Data provided.

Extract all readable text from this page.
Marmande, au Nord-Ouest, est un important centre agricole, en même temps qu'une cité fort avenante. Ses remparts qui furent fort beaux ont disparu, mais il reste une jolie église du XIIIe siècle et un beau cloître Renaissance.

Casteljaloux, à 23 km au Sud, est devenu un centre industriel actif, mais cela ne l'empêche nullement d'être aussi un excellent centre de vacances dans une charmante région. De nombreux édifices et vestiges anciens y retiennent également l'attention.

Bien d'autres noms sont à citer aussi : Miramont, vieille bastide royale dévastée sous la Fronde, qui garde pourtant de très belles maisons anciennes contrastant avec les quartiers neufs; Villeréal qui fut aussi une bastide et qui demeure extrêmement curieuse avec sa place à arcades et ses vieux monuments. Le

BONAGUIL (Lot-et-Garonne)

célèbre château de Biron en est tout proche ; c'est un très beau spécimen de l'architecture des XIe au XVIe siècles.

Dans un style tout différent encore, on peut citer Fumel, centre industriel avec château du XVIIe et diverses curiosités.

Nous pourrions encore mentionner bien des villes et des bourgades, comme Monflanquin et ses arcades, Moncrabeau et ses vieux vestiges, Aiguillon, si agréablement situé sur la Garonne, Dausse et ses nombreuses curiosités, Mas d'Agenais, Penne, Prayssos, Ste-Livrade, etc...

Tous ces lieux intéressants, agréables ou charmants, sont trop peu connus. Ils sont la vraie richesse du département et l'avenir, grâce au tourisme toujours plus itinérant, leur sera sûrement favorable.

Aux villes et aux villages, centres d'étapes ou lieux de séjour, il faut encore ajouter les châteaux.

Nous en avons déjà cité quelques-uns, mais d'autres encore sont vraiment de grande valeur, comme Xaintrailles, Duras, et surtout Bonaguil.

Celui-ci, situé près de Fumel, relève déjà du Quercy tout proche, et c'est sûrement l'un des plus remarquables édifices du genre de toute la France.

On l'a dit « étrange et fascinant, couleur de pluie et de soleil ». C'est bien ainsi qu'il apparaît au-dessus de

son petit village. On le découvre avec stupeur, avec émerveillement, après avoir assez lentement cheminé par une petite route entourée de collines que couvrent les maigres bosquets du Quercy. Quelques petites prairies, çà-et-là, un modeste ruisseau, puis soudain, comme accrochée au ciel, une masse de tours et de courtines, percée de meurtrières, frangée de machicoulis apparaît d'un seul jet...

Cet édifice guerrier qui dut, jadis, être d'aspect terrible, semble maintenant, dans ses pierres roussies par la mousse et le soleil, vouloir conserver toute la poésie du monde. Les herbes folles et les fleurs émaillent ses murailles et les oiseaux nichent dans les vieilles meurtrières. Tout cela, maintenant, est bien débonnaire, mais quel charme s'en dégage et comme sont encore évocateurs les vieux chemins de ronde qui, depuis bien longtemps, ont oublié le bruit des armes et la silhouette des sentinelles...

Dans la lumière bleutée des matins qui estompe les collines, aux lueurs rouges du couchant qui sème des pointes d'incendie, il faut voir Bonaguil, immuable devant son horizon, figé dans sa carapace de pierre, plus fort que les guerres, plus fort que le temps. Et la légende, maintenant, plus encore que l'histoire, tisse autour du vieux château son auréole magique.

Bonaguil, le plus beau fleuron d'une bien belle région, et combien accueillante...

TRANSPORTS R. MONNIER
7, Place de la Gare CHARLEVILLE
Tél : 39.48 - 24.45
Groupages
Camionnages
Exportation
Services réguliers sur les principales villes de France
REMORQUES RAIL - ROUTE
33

Aim. Locate all lines in the listing above with the word "apparaît". Copy them.

Task answer.
On l'a dit « étrange et fascinant, couleur de pluie et de soleil ». C'est bien ainsi qu'il apparaît au-dessus de
son petit village. On le découvre avec stupeur, avec émerveillement, après avoir assez lentement cheminé par une petite route entourée de collines que couvrent les maigres bosquets du Quercy. Quelques petites prairies, çà-et-là, un modeste ruisseau, puis soudain, comme accrochée au ciel, une masse de tours et de courtines, percée de meurtrières, frangée de machicoulis apparaît d'un seul jet...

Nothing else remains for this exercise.